REQUIRED TASK -> Output the records exactly as they appear, with no pictures included.

ENTRIES SUPPLIED ->

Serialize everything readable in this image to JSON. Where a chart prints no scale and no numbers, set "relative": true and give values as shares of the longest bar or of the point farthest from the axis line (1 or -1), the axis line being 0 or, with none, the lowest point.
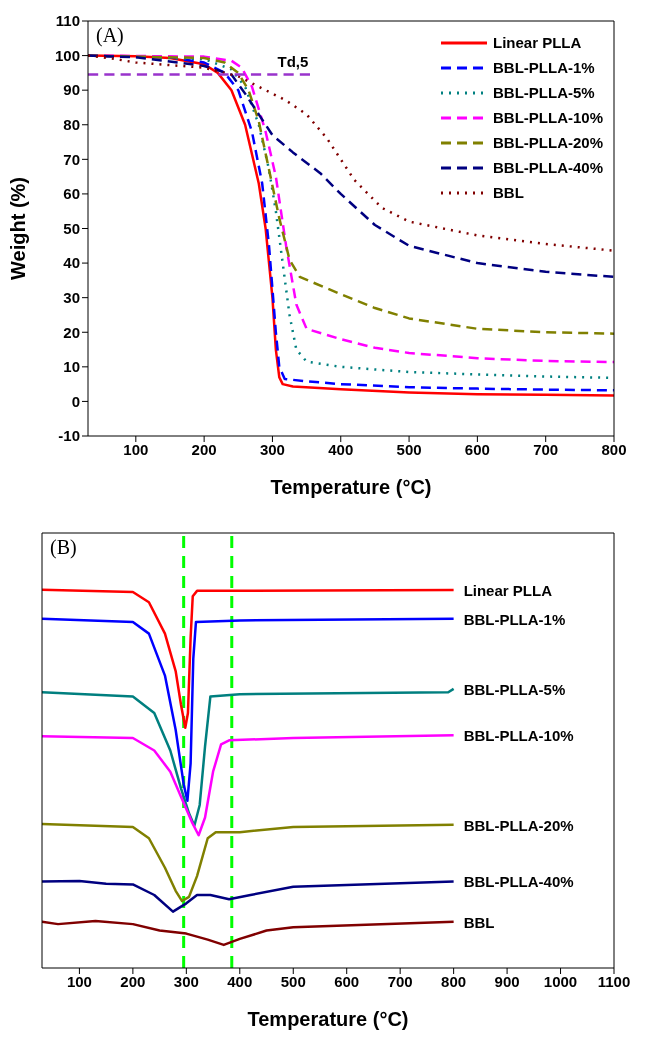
{
  "chart_data": [
    {
      "type": "line",
      "annotations": [
        "(A)",
        {
          "text": "Td,5",
          "x": 330,
          "y": 94.5
        }
      ],
      "xlabel": "Temperature (°C)",
      "ylabel": "Weight (%)",
      "xlim": [
        30,
        800
      ],
      "xticks": [
        100,
        200,
        300,
        400,
        500,
        600,
        700,
        800
      ],
      "ylim": [
        -10,
        110
      ],
      "yticks": [
        -10,
        0,
        10,
        20,
        30,
        40,
        50,
        60,
        70,
        80,
        90,
        100,
        110
      ],
      "legend": "top right",
      "grid": false,
      "series": [
        {
          "name": "Linear PLLA",
          "color": "#ff0000",
          "line_style": "solid",
          "x": [
            30,
            100,
            150,
            200,
            220,
            240,
            260,
            280,
            290,
            300,
            305,
            310,
            315,
            330,
            400,
            500,
            600,
            700,
            800
          ],
          "values": [
            100,
            99.8,
            99.3,
            97.5,
            95,
            90,
            80,
            63,
            50,
            30,
            15,
            7,
            5,
            4.3,
            3.5,
            2.6,
            2.1,
            1.9,
            1.7
          ]
        },
        {
          "name": "BBL-PLLA-1%",
          "color": "#0000ff",
          "line_style": "dashed",
          "x": [
            30,
            150,
            200,
            230,
            250,
            270,
            285,
            295,
            305,
            310,
            318,
            350,
            400,
            500,
            600,
            700,
            800
          ],
          "values": [
            100,
            99.5,
            98,
            95,
            90,
            78,
            63,
            45,
            20,
            10,
            6.5,
            5.8,
            5,
            4.1,
            3.7,
            3.4,
            3.2
          ]
        },
        {
          "name": "BBL-PLLA-5%",
          "color": "#008080",
          "line_style": "dotted",
          "x": [
            30,
            200,
            240,
            260,
            280,
            295,
            305,
            315,
            325,
            335,
            350,
            400,
            500,
            600,
            700,
            800
          ],
          "values": [
            100,
            99,
            96,
            91,
            80,
            67,
            55,
            40,
            25,
            15,
            11.5,
            10,
            8.5,
            7.8,
            7.2,
            6.8
          ]
        },
        {
          "name": "BBL-PLLA-10%",
          "color": "#ff00ff",
          "line_style": "dashed",
          "x": [
            30,
            200,
            240,
            255,
            270,
            290,
            305,
            320,
            335,
            350,
            400,
            450,
            500,
            600,
            700,
            800
          ],
          "values": [
            100,
            99.7,
            98.5,
            96.5,
            91,
            78,
            65,
            45,
            28,
            21,
            18,
            15.5,
            14,
            12.5,
            11.7,
            11.4
          ]
        },
        {
          "name": "BBL-PLLA-20%",
          "color": "#808000",
          "line_style": "dashed",
          "x": [
            30,
            200,
            230,
            250,
            265,
            280,
            295,
            310,
            325,
            340,
            400,
            450,
            500,
            600,
            700,
            800
          ],
          "values": [
            100,
            99.3,
            98,
            95,
            90,
            81,
            67,
            53,
            41,
            36,
            31,
            27,
            24,
            21,
            20,
            19.6
          ]
        },
        {
          "name": "BBL-PLLA-40%",
          "color": "#000080",
          "line_style": "dashed",
          "x": [
            30,
            100,
            200,
            240,
            260,
            280,
            300,
            330,
            370,
            400,
            450,
            500,
            600,
            700,
            800
          ],
          "values": [
            100,
            99.5,
            97,
            94.5,
            89,
            83,
            77,
            72,
            66,
            60,
            51,
            45,
            40,
            37.5,
            36
          ]
        },
        {
          "name": "BBL",
          "color": "#800000",
          "line_style": "dotted",
          "x": [
            30,
            70,
            100,
            200,
            250,
            280,
            320,
            350,
            380,
            420,
            460,
            500,
            600,
            700,
            800
          ],
          "values": [
            100,
            99,
            98,
            96.5,
            94,
            91,
            87,
            83,
            76,
            64,
            56,
            52,
            48,
            45.5,
            43.6
          ]
        },
        {
          "color": "#9933cc",
          "line_style": "dashed",
          "x": [
            30,
            355
          ],
          "values": [
            94.5,
            94.5
          ]
        }
      ]
    },
    {
      "type": "line",
      "relative": true,
      "annotations": [
        "(B)"
      ],
      "xlabel": "Temperature (°C)",
      "xlim": [
        30,
        1100
      ],
      "xticks": [
        100,
        200,
        300,
        400,
        500,
        600,
        700,
        800,
        900,
        1000,
        1100
      ],
      "legend": false,
      "grid": false,
      "ref_lines": [
        {
          "axis": "x",
          "value": 295,
          "color": "#00ff00",
          "line_style": "dashed"
        },
        {
          "axis": "x",
          "value": 385,
          "color": "#00ff00",
          "line_style": "dashed"
        }
      ],
      "series": [
        {
          "name": "Linear PLLA",
          "color": "#ff0000",
          "x": [
            30,
            200,
            230,
            260,
            280,
            290,
            298,
            303,
            308,
            312,
            320,
            400,
            800
          ],
          "values": [
            1.0,
            0.994,
            0.967,
            0.884,
            0.785,
            0.696,
            0.635,
            0.674,
            0.873,
            0.983,
            0.997,
            0.997,
            0.999
          ]
        },
        {
          "name": "BBL-PLLA-1%",
          "color": "#0000ff",
          "x": [
            30,
            200,
            230,
            260,
            280,
            295,
            302,
            308,
            313,
            318,
            400,
            800
          ],
          "values": [
            0.923,
            0.915,
            0.884,
            0.773,
            0.63,
            0.486,
            0.442,
            0.541,
            0.818,
            0.915,
            0.919,
            0.923
          ]
        },
        {
          "name": "BBL-PLLA-5%",
          "color": "#007f7f",
          "x": [
            30,
            200,
            240,
            270,
            290,
            305,
            315,
            325,
            335,
            345,
            400,
            790,
            800
          ],
          "values": [
            0.729,
            0.718,
            0.674,
            0.575,
            0.475,
            0.409,
            0.376,
            0.431,
            0.586,
            0.718,
            0.724,
            0.729,
            0.738
          ]
        },
        {
          "name": "BBL-PLLA-10%",
          "color": "#ff00ff",
          "x": [
            30,
            200,
            240,
            270,
            290,
            310,
            323,
            335,
            350,
            365,
            380,
            500,
            800
          ],
          "values": [
            0.613,
            0.608,
            0.575,
            0.519,
            0.453,
            0.387,
            0.351,
            0.398,
            0.519,
            0.591,
            0.602,
            0.608,
            0.615
          ]
        },
        {
          "name": "BBL-PLLA-20%",
          "color": "#808000",
          "x": [
            30,
            200,
            230,
            260,
            280,
            292,
            305,
            320,
            340,
            355,
            400,
            500,
            800
          ],
          "values": [
            0.381,
            0.373,
            0.343,
            0.265,
            0.204,
            0.177,
            0.188,
            0.243,
            0.343,
            0.359,
            0.359,
            0.373,
            0.379
          ]
        },
        {
          "name": "BBL-PLLA-40%",
          "color": "#000080",
          "x": [
            30,
            100,
            150,
            200,
            240,
            275,
            300,
            320,
            345,
            380,
            420,
            500,
            800
          ],
          "values": [
            0.229,
            0.23,
            0.223,
            0.221,
            0.193,
            0.149,
            0.171,
            0.193,
            0.193,
            0.182,
            0.193,
            0.215,
            0.229
          ]
        },
        {
          "name": "BBL",
          "color": "#800000",
          "x": [
            30,
            60,
            130,
            200,
            250,
            300,
            340,
            370,
            400,
            450,
            500,
            800
          ],
          "values": [
            0.122,
            0.116,
            0.124,
            0.116,
            0.099,
            0.091,
            0.075,
            0.061,
            0.077,
            0.099,
            0.108,
            0.122
          ]
        }
      ]
    }
  ]
}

WRITTEN ANSWER ->
Serialize everything readable in this image to JSON. Where a chart prints no scale and no numbers, set "relative": true and give values as shares of the longest bar or of the point farthest from the axis line (1 or -1), the axis line being 0 or, with none, the lowest point.
{
  "chart_data": [
    {
      "type": "line",
      "annotations": [
        "(A)",
        {
          "text": "Td,5",
          "x": 330,
          "y": 94.5
        }
      ],
      "xlabel": "Temperature (°C)",
      "ylabel": "Weight (%)",
      "xlim": [
        30,
        800
      ],
      "xticks": [
        100,
        200,
        300,
        400,
        500,
        600,
        700,
        800
      ],
      "ylim": [
        -10,
        110
      ],
      "yticks": [
        -10,
        0,
        10,
        20,
        30,
        40,
        50,
        60,
        70,
        80,
        90,
        100,
        110
      ],
      "legend": "top right",
      "grid": false,
      "series": [
        {
          "name": "Linear PLLA",
          "color": "#ff0000",
          "line_style": "solid",
          "x": [
            30,
            100,
            150,
            200,
            220,
            240,
            260,
            280,
            290,
            300,
            305,
            310,
            315,
            330,
            400,
            500,
            600,
            700,
            800
          ],
          "values": [
            100,
            99.8,
            99.3,
            97.5,
            95,
            90,
            80,
            63,
            50,
            30,
            15,
            7,
            5,
            4.3,
            3.5,
            2.6,
            2.1,
            1.9,
            1.7
          ]
        },
        {
          "name": "BBL-PLLA-1%",
          "color": "#0000ff",
          "line_style": "dashed",
          "x": [
            30,
            150,
            200,
            230,
            250,
            270,
            285,
            295,
            305,
            310,
            318,
            350,
            400,
            500,
            600,
            700,
            800
          ],
          "values": [
            100,
            99.5,
            98,
            95,
            90,
            78,
            63,
            45,
            20,
            10,
            6.5,
            5.8,
            5,
            4.1,
            3.7,
            3.4,
            3.2
          ]
        },
        {
          "name": "BBL-PLLA-5%",
          "color": "#008080",
          "line_style": "dotted",
          "x": [
            30,
            200,
            240,
            260,
            280,
            295,
            305,
            315,
            325,
            335,
            350,
            400,
            500,
            600,
            700,
            800
          ],
          "values": [
            100,
            99,
            96,
            91,
            80,
            67,
            55,
            40,
            25,
            15,
            11.5,
            10,
            8.5,
            7.8,
            7.2,
            6.8
          ]
        },
        {
          "name": "BBL-PLLA-10%",
          "color": "#ff00ff",
          "line_style": "dashed",
          "x": [
            30,
            200,
            240,
            255,
            270,
            290,
            305,
            320,
            335,
            350,
            400,
            450,
            500,
            600,
            700,
            800
          ],
          "values": [
            100,
            99.7,
            98.5,
            96.5,
            91,
            78,
            65,
            45,
            28,
            21,
            18,
            15.5,
            14,
            12.5,
            11.7,
            11.4
          ]
        },
        {
          "name": "BBL-PLLA-20%",
          "color": "#808000",
          "line_style": "dashed",
          "x": [
            30,
            200,
            230,
            250,
            265,
            280,
            295,
            310,
            325,
            340,
            400,
            450,
            500,
            600,
            700,
            800
          ],
          "values": [
            100,
            99.3,
            98,
            95,
            90,
            81,
            67,
            53,
            41,
            36,
            31,
            27,
            24,
            21,
            20,
            19.6
          ]
        },
        {
          "name": "BBL-PLLA-40%",
          "color": "#000080",
          "line_style": "dashed",
          "x": [
            30,
            100,
            200,
            240,
            260,
            280,
            300,
            330,
            370,
            400,
            450,
            500,
            600,
            700,
            800
          ],
          "values": [
            100,
            99.5,
            97,
            94.5,
            89,
            83,
            77,
            72,
            66,
            60,
            51,
            45,
            40,
            37.5,
            36
          ]
        },
        {
          "name": "BBL",
          "color": "#800000",
          "line_style": "dotted",
          "x": [
            30,
            70,
            100,
            200,
            250,
            280,
            320,
            350,
            380,
            420,
            460,
            500,
            600,
            700,
            800
          ],
          "values": [
            100,
            99,
            98,
            96.5,
            94,
            91,
            87,
            83,
            76,
            64,
            56,
            52,
            48,
            45.5,
            43.6
          ]
        },
        {
          "color": "#9933cc",
          "line_style": "dashed",
          "x": [
            30,
            355
          ],
          "values": [
            94.5,
            94.5
          ]
        }
      ]
    },
    {
      "type": "line",
      "relative": true,
      "annotations": [
        "(B)"
      ],
      "xlabel": "Temperature (°C)",
      "xlim": [
        30,
        1100
      ],
      "xticks": [
        100,
        200,
        300,
        400,
        500,
        600,
        700,
        800,
        900,
        1000,
        1100
      ],
      "legend": false,
      "grid": false,
      "ref_lines": [
        {
          "axis": "x",
          "value": 295,
          "color": "#00ff00",
          "line_style": "dashed"
        },
        {
          "axis": "x",
          "value": 385,
          "color": "#00ff00",
          "line_style": "dashed"
        }
      ],
      "series": [
        {
          "name": "Linear PLLA",
          "color": "#ff0000",
          "x": [
            30,
            200,
            230,
            260,
            280,
            290,
            298,
            303,
            308,
            312,
            320,
            400,
            800
          ],
          "values": [
            1.0,
            0.994,
            0.967,
            0.884,
            0.785,
            0.696,
            0.635,
            0.674,
            0.873,
            0.983,
            0.997,
            0.997,
            0.999
          ]
        },
        {
          "name": "BBL-PLLA-1%",
          "color": "#0000ff",
          "x": [
            30,
            200,
            230,
            260,
            280,
            295,
            302,
            308,
            313,
            318,
            400,
            800
          ],
          "values": [
            0.923,
            0.915,
            0.884,
            0.773,
            0.63,
            0.486,
            0.442,
            0.541,
            0.818,
            0.915,
            0.919,
            0.923
          ]
        },
        {
          "name": "BBL-PLLA-5%",
          "color": "#007f7f",
          "x": [
            30,
            200,
            240,
            270,
            290,
            305,
            315,
            325,
            335,
            345,
            400,
            790,
            800
          ],
          "values": [
            0.729,
            0.718,
            0.674,
            0.575,
            0.475,
            0.409,
            0.376,
            0.431,
            0.586,
            0.718,
            0.724,
            0.729,
            0.738
          ]
        },
        {
          "name": "BBL-PLLA-10%",
          "color": "#ff00ff",
          "x": [
            30,
            200,
            240,
            270,
            290,
            310,
            323,
            335,
            350,
            365,
            380,
            500,
            800
          ],
          "values": [
            0.613,
            0.608,
            0.575,
            0.519,
            0.453,
            0.387,
            0.351,
            0.398,
            0.519,
            0.591,
            0.602,
            0.608,
            0.615
          ]
        },
        {
          "name": "BBL-PLLA-20%",
          "color": "#808000",
          "x": [
            30,
            200,
            230,
            260,
            280,
            292,
            305,
            320,
            340,
            355,
            400,
            500,
            800
          ],
          "values": [
            0.381,
            0.373,
            0.343,
            0.265,
            0.204,
            0.177,
            0.188,
            0.243,
            0.343,
            0.359,
            0.359,
            0.373,
            0.379
          ]
        },
        {
          "name": "BBL-PLLA-40%",
          "color": "#000080",
          "x": [
            30,
            100,
            150,
            200,
            240,
            275,
            300,
            320,
            345,
            380,
            420,
            500,
            800
          ],
          "values": [
            0.229,
            0.23,
            0.223,
            0.221,
            0.193,
            0.149,
            0.171,
            0.193,
            0.193,
            0.182,
            0.193,
            0.215,
            0.229
          ]
        },
        {
          "name": "BBL",
          "color": "#800000",
          "x": [
            30,
            60,
            130,
            200,
            250,
            300,
            340,
            370,
            400,
            450,
            500,
            800
          ],
          "values": [
            0.122,
            0.116,
            0.124,
            0.116,
            0.099,
            0.091,
            0.075,
            0.061,
            0.077,
            0.099,
            0.108,
            0.122
          ]
        }
      ]
    }
  ]
}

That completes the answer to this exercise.